[Dataset records]
━━━━

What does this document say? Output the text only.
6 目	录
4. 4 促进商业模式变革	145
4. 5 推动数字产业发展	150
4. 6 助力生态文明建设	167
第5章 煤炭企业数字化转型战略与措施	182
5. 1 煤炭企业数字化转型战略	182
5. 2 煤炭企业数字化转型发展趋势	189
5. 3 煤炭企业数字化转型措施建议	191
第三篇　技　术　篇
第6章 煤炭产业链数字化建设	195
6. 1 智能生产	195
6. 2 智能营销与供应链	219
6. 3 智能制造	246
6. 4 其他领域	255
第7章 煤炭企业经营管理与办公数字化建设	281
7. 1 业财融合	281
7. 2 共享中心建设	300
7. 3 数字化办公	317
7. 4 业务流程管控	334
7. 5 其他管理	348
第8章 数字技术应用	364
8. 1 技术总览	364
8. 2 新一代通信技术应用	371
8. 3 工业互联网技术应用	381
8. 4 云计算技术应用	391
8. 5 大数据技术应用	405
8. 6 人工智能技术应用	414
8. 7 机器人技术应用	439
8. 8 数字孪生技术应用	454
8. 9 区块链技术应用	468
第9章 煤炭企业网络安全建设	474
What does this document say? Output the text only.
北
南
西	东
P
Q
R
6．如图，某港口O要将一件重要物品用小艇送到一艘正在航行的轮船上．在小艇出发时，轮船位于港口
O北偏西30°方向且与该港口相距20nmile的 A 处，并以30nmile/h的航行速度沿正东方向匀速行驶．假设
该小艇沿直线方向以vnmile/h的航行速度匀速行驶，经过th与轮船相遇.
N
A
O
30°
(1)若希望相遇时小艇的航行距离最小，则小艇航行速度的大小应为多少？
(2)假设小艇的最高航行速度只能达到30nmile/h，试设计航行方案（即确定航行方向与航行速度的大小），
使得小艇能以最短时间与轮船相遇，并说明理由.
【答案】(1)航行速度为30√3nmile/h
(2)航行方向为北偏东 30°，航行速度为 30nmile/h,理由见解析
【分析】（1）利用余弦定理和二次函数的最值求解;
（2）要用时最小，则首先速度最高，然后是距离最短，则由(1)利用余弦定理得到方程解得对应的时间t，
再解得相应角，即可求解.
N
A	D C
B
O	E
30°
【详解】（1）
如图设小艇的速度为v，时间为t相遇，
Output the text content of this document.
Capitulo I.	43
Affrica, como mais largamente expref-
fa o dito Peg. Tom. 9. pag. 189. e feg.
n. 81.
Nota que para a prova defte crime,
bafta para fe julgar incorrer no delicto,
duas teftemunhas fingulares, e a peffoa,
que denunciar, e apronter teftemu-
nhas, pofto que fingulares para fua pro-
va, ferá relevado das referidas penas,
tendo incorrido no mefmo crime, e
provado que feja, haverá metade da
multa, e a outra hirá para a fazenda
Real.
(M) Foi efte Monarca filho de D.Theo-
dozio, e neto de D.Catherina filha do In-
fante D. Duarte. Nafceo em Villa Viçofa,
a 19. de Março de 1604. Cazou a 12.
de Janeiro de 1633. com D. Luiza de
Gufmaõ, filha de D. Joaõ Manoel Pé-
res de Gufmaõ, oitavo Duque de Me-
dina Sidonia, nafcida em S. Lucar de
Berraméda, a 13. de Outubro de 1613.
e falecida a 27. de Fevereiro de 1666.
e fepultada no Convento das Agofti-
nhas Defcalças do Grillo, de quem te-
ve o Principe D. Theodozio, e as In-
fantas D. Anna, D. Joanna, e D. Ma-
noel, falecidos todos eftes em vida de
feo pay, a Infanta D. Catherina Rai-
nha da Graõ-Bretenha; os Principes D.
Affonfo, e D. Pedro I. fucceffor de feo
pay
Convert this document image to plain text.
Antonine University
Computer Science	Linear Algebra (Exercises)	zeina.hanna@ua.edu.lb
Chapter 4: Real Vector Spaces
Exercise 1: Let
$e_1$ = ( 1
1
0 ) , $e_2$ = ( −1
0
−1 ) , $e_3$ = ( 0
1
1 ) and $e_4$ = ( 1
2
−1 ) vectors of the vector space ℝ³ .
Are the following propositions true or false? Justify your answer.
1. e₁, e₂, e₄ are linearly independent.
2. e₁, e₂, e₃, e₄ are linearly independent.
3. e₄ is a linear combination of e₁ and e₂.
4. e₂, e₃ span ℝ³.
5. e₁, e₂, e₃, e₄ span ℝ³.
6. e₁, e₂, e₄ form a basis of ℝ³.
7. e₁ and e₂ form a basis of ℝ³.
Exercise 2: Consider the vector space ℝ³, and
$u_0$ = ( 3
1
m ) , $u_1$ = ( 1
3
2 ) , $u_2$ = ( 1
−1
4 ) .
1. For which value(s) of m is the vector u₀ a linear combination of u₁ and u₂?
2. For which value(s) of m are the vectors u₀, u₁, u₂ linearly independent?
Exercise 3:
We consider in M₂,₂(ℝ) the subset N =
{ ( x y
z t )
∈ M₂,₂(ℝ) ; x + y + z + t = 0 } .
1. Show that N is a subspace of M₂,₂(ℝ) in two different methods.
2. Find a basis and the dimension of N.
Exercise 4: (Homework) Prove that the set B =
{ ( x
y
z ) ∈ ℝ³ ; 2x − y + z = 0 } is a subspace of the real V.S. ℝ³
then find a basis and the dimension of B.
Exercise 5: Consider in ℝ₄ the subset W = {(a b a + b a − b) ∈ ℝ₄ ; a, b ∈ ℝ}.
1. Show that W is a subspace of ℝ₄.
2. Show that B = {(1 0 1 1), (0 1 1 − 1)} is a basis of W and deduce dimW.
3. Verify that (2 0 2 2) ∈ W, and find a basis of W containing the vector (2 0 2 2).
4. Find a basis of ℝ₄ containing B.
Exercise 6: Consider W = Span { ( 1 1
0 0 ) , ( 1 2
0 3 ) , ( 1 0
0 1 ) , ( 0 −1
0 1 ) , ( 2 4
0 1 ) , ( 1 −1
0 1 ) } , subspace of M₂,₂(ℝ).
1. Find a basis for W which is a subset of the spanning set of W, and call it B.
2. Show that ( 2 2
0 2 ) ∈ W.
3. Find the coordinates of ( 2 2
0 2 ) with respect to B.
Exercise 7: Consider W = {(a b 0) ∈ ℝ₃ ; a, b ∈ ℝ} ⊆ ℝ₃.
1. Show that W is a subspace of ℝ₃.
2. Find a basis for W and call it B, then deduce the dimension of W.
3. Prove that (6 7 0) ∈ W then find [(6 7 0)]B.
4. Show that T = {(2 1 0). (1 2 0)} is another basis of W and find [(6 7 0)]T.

━━━━

Task requirements:
Output the entries verbatim.

Result:
What does this document say? Output the text only.
6 目	录
4. 4 促进商业模式变革	145
4. 5 推动数字产业发展	150
4. 6 助力生态文明建设	167
第5章 煤炭企业数字化转型战略与措施	182
5. 1 煤炭企业数字化转型战略	182
5. 2 煤炭企业数字化转型发展趋势	189
5. 3 煤炭企业数字化转型措施建议	191
第三篇　技　术　篇
第6章 煤炭产业链数字化建设	195
6. 1 智能生产	195
6. 2 智能营销与供应链	219
6. 3 智能制造	246
6. 4 其他领域	255
第7章 煤炭企业经营管理与办公数字化建设	281
7. 1 业财融合	281
7. 2 共享中心建设	300
7. 3 数字化办公	317
7. 4 业务流程管控	334
7. 5 其他管理	348
第8章 数字技术应用	364
8. 1 技术总览	364
8. 2 新一代通信技术应用	371
8. 3 工业互联网技术应用	381
8. 4 云计算技术应用	391
8. 5 大数据技术应用	405
8. 6 人工智能技术应用	414
8. 7 机器人技术应用	439
8. 8 数字孪生技术应用	454
8. 9 区块链技术应用	468
第9章 煤炭企业网络安全建设	474
What does this document say? Output the text only.
北
南
西	东
P
Q
R
6．如图，某港口O要将一件重要物品用小艇送到一艘正在航行的轮船上．在小艇出发时，轮船位于港口
O北偏西30°方向且与该港口相距20nmile的 A 处，并以30nmile/h的航行速度沿正东方向匀速行驶．假设
该小艇沿直线方向以vnmile/h的航行速度匀速行驶，经过th与轮船相遇.
N
A
O
30°
(1)若希望相遇时小艇的航行距离最小，则小艇航行速度的大小应为多少？
(2)假设小艇的最高航行速度只能达到30nmile/h，试设计航行方案（即确定航行方向与航行速度的大小），
使得小艇能以最短时间与轮船相遇，并说明理由.
【答案】(1)航行速度为30√3nmile/h
(2)航行方向为北偏东 30°，航行速度为 30nmile/h,理由见解析
【分析】（1）利用余弦定理和二次函数的最值求解;
（2）要用时最小，则首先速度最高，然后是距离最短，则由(1)利用余弦定理得到方程解得对应的时间t，
再解得相应角，即可求解.
N
A	D C
B
O	E
30°
【详解】（1）
如图设小艇的速度为v，时间为t相遇，
Output the text content of this document.
Capitulo I.	43
Affrica, como mais largamente expref-
fa o dito Peg. Tom. 9. pag. 189. e feg.
n. 81.
Nota que para a prova defte crime,
bafta para fe julgar incorrer no delicto,
duas teftemunhas fingulares, e a peffoa,
que denunciar, e apronter teftemu-
nhas, pofto que fingulares para fua pro-
va, ferá relevado das referidas penas,
tendo incorrido no mefmo crime, e
provado que feja, haverá metade da
multa, e a outra hirá para a fazenda
Real.
(M) Foi efte Monarca filho de D.Theo-
dozio, e neto de D.Catherina filha do In-
fante D. Duarte. Nafceo em Villa Viçofa,
a 19. de Março de 1604. Cazou a 12.
de Janeiro de 1633. com D. Luiza de
Gufmaõ, filha de D. Joaõ Manoel Pé-
res de Gufmaõ, oitavo Duque de Me-
dina Sidonia, nafcida em S. Lucar de
Berraméda, a 13. de Outubro de 1613.
e falecida a 27. de Fevereiro de 1666.
e fepultada no Convento das Agofti-
nhas Defcalças do Grillo, de quem te-
ve o Principe D. Theodozio, e as In-
fantas D. Anna, D. Joanna, e D. Ma-
noel, falecidos todos eftes em vida de
feo pay, a Infanta D. Catherina Rai-
nha da Graõ-Bretenha; os Principes D.
Affonfo, e D. Pedro I. fucceffor de feo
pay
Convert this document image to plain text.
Antonine University
Computer Science	Linear Algebra (Exercises)	zeina.hanna@ua.edu.lb
Chapter 4: Real Vector Spaces
Exercise 1: Let
$e_1$ = ( 1
1
0 ) , $e_2$ = ( −1
0
−1 ) , $e_3$ = ( 0
1
1 ) and $e_4$ = ( 1
2
−1 ) vectors of the vector space ℝ³ .
Are the following propositions true or false? Justify your answer.
1. e₁, e₂, e₄ are linearly independent.
2. e₁, e₂, e₃, e₄ are linearly independent.
3. e₄ is a linear combination of e₁ and e₂.
4. e₂, e₃ span ℝ³.
5. e₁, e₂, e₃, e₄ span ℝ³.
6. e₁, e₂, e₄ form a basis of ℝ³.
7. e₁ and e₂ form a basis of ℝ³.
Exercise 2: Consider the vector space ℝ³, and
$u_0$ = ( 3
1
m ) , $u_1$ = ( 1
3
2 ) , $u_2$ = ( 1
−1
4 ) .
1. For which value(s) of m is the vector u₀ a linear combination of u₁ and u₂?
2. For which value(s) of m are the vectors u₀, u₁, u₂ linearly independent?
Exercise 3:
We consider in M₂,₂(ℝ) the subset N =
{ ( x y
z t )
∈ M₂,₂(ℝ) ; x + y + z + t = 0 } .
1. Show that N is a subspace of M₂,₂(ℝ) in two different methods.
2. Find a basis and the dimension of N.
Exercise 4: (Homework) Prove that the set B =
{ ( x
y
z ) ∈ ℝ³ ; 2x − y + z = 0 } is a subspace of the real V.S. ℝ³
then find a basis and the dimension of B.
Exercise 5: Consider in ℝ₄ the subset W = {(a b a + b a − b) ∈ ℝ₄ ; a, b ∈ ℝ}.
1. Show that W is a subspace of ℝ₄.
2. Show that B = {(1 0 1 1), (0 1 1 − 1)} is a basis of W and deduce dimW.
3. Verify that (2 0 2 2) ∈ W, and find a basis of W containing the vector (2 0 2 2).
4. Find a basis of ℝ₄ containing B.
Exercise 6: Consider W = Span { ( 1 1
0 0 ) , ( 1 2
0 3 ) , ( 1 0
0 1 ) , ( 0 −1
0 1 ) , ( 2 4
0 1 ) , ( 1 −1
0 1 ) } , subspace of M₂,₂(ℝ).
1. Find a basis for W which is a subset of the spanning set of W, and call it B.
2. Show that ( 2 2
0 2 ) ∈ W.
3. Find the coordinates of ( 2 2
0 2 ) with respect to B.
Exercise 7: Consider W = {(a b 0) ∈ ℝ₃ ; a, b ∈ ℝ} ⊆ ℝ₃.
1. Show that W is a subspace of ℝ₃.
2. Find a basis for W and call it B, then deduce the dimension of W.
3. Prove that (6 7 0) ∈ W then find [(6 7 0)]B.
4. Show that T = {(2 1 0). (1 2 0)} is another basis of W and find [(6 7 0)]T.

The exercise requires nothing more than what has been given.